A block of data:
=-=-=-=-=
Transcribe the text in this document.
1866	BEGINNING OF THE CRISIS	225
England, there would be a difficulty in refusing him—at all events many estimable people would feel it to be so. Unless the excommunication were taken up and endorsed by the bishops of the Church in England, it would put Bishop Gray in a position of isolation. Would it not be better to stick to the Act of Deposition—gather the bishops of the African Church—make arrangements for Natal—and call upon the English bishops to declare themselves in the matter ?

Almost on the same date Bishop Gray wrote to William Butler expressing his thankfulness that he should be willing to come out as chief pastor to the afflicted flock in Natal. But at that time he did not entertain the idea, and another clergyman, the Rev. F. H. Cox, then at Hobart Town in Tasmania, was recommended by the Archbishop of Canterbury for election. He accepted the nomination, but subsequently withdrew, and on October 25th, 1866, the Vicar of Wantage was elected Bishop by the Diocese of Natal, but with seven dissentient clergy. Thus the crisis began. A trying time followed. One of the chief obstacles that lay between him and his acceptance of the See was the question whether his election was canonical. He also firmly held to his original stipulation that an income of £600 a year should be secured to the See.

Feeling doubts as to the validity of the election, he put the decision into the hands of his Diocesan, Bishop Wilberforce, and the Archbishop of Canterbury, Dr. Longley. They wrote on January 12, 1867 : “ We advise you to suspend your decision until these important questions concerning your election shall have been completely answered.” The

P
=-=-=-=-=
**Given exercise**
Give every line of the material again, exactly as it reads.

**Task response**
Transcribe the text in this document.
1866	BEGINNING OF THE CRISIS	225
England, there would be a difficulty in refusing him—at all events many estimable people would feel it to be so. Unless the excommunication were taken up and endorsed by the bishops of the Church in England, it would put Bishop Gray in a position of isolation. Would it not be better to stick to the Act of Deposition—gather the bishops of the African Church—make arrangements for Natal—and call upon the English bishops to declare themselves in the matter ?

Almost on the same date Bishop Gray wrote to William Butler expressing his thankfulness that he should be willing to come out as chief pastor to the afflicted flock in Natal. But at that time he did not entertain the idea, and another clergyman, the Rev. F. H. Cox, then at Hobart Town in Tasmania, was recommended by the Archbishop of Canterbury for election. He accepted the nomination, but subsequently withdrew, and on October 25th, 1866, the Vicar of Wantage was elected Bishop by the Diocese of Natal, but with seven dissentient clergy. Thus the crisis began. A trying time followed. One of the chief obstacles that lay between him and his acceptance of the See was the question whether his election was canonical. He also firmly held to his original stipulation that an income of £600 a year should be secured to the See.

Feeling doubts as to the validity of the election, he put the decision into the hands of his Diocesan, Bishop Wilberforce, and the Archbishop of Canterbury, Dr. Longley. They wrote on January 12, 1867 : “ We advise you to suspend your decision until these important questions concerning your election shall have been completely answered.” The

P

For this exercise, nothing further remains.